Set problem:
Copy out all of the data exactly as it appears.

Available records:
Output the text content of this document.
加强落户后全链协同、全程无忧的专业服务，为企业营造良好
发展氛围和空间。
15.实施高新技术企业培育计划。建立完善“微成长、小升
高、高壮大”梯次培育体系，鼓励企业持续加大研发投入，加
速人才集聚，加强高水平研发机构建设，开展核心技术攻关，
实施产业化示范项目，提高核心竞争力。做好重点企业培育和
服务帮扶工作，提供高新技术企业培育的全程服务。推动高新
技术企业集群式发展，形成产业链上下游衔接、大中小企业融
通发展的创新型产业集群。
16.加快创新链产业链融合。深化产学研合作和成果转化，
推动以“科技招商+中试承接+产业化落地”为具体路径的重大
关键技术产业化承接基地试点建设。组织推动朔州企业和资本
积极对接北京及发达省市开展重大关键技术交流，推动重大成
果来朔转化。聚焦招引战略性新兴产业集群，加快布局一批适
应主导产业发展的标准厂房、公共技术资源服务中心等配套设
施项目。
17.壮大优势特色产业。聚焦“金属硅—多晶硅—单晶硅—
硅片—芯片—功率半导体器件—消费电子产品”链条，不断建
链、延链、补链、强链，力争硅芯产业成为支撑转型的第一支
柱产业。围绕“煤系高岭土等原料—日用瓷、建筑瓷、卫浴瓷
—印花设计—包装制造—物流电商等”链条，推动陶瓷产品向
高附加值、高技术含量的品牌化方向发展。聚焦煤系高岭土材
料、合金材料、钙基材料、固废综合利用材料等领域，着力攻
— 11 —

Answer to this problem:
Output the text content of this document.
加强落户后全链协同、全程无忧的专业服务，为企业营造良好
发展氛围和空间。
15.实施高新技术企业培育计划。建立完善“微成长、小升
高、高壮大”梯次培育体系，鼓励企业持续加大研发投入，加
速人才集聚，加强高水平研发机构建设，开展核心技术攻关，
实施产业化示范项目，提高核心竞争力。做好重点企业培育和
服务帮扶工作，提供高新技术企业培育的全程服务。推动高新
技术企业集群式发展，形成产业链上下游衔接、大中小企业融
通发展的创新型产业集群。
16.加快创新链产业链融合。深化产学研合作和成果转化，
推动以“科技招商+中试承接+产业化落地”为具体路径的重大
关键技术产业化承接基地试点建设。组织推动朔州企业和资本
积极对接北京及发达省市开展重大关键技术交流，推动重大成
果来朔转化。聚焦招引战略性新兴产业集群，加快布局一批适
应主导产业发展的标准厂房、公共技术资源服务中心等配套设
施项目。
17.壮大优势特色产业。聚焦“金属硅—多晶硅—单晶硅—
硅片—芯片—功率半导体器件—消费电子产品”链条，不断建
链、延链、补链、强链，力争硅芯产业成为支撑转型的第一支
柱产业。围绕“煤系高岭土等原料—日用瓷、建筑瓷、卫浴瓷
—印花设计—包装制造—物流电商等”链条，推动陶瓷产品向
高附加值、高技术含量的品牌化方向发展。聚焦煤系高岭土材
料、合金材料、钙基材料、固废综合利用材料等领域，着力攻
— 11 —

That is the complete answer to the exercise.